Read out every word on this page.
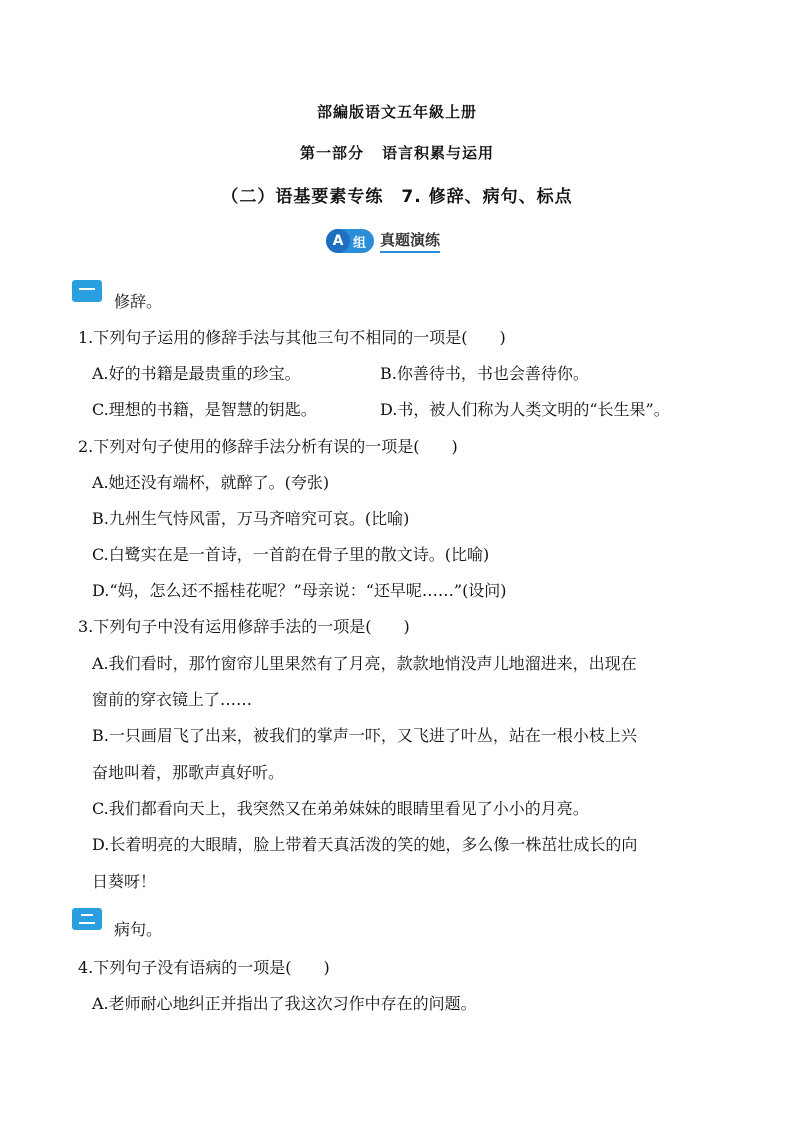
部編版语文五年級上册
第一部分 语言积累与运用
（二）语基要素专练　7. 修辞、病句、标点
A 组 真题演练
修辞。
1.下列句子运用的修辞手法与其他三句不相同的一项是(　　)
A.好的书籍是最贵重的珍宝。	B.你善待书，书也会善待你。
C.理想的书籍，是智慧的钥匙。	D.书，被人们称为人类文明的“长生果”。
2.下列对句子使用的修辞手法分析有误的一项是(　　)
A.她还没有端杯，就醉了。(夸张)
B.九州生气恃风雷，万马齐喑究可哀。(比喻)
C.白鹭实在是一首诗，一首韵在骨子里的散文诗。(比喻)
D.“妈，怎么还不摇桂花呢？”母亲说：“还早呢……”(设问)
3.下列句子中没有运用修辞手法的一项是(　　)
A.我们看时，那竹窗帘儿里果然有了月亮，款款地悄没声儿地溜进来，出现在
窗前的穿衣镜上了……
B.一只画眉飞了出来，被我们的掌声一吓，又飞进了叶丛，站在一根小枝上兴
奋地叫着，那歌声真好听。
C.我们都看向天上，我突然又在弟弟妹妹的眼睛里看见了小小的月亮。
D.长着明亮的大眼睛，脸上带着天真活泼的笑的她，多么像一株茁壮成长的向
日葵呀！
病句。
4.下列句子没有语病的一项是(　　)
A.老师耐心地纠正并指出了我这次习作中存在的问题。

------

- _Work instructions_: Write the listing above out again exactly, dropping each image.

- _Written reply_:
Read out every word on this page.
部編版语文五年級上册
第一部分 语言积累与运用
（二）语基要素专练　7. 修辞、病句、标点
A 组 真题演练
修辞。
1.下列句子运用的修辞手法与其他三句不相同的一项是(　　)
A.好的书籍是最贵重的珍宝。	B.你善待书，书也会善待你。
C.理想的书籍，是智慧的钥匙。	D.书，被人们称为人类文明的“长生果”。
2.下列对句子使用的修辞手法分析有误的一项是(　　)
A.她还没有端杯，就醉了。(夸张)
B.九州生气恃风雷，万马齐喑究可哀。(比喻)
C.白鹭实在是一首诗，一首韵在骨子里的散文诗。(比喻)
D.“妈，怎么还不摇桂花呢？”母亲说：“还早呢……”(设问)
3.下列句子中没有运用修辞手法的一项是(　　)
A.我们看时，那竹窗帘儿里果然有了月亮，款款地悄没声儿地溜进来，出现在
窗前的穿衣镜上了……
B.一只画眉飞了出来，被我们的掌声一吓，又飞进了叶丛，站在一根小枝上兴
奋地叫着，那歌声真好听。
C.我们都看向天上，我突然又在弟弟妹妹的眼睛里看见了小小的月亮。
D.长着明亮的大眼睛，脸上带着天真活泼的笑的她，多么像一株茁壮成长的向
日葵呀！
病句。
4.下列句子没有语病的一项是(　　)
A.老师耐心地纠正并指出了我这次习作中存在的问题。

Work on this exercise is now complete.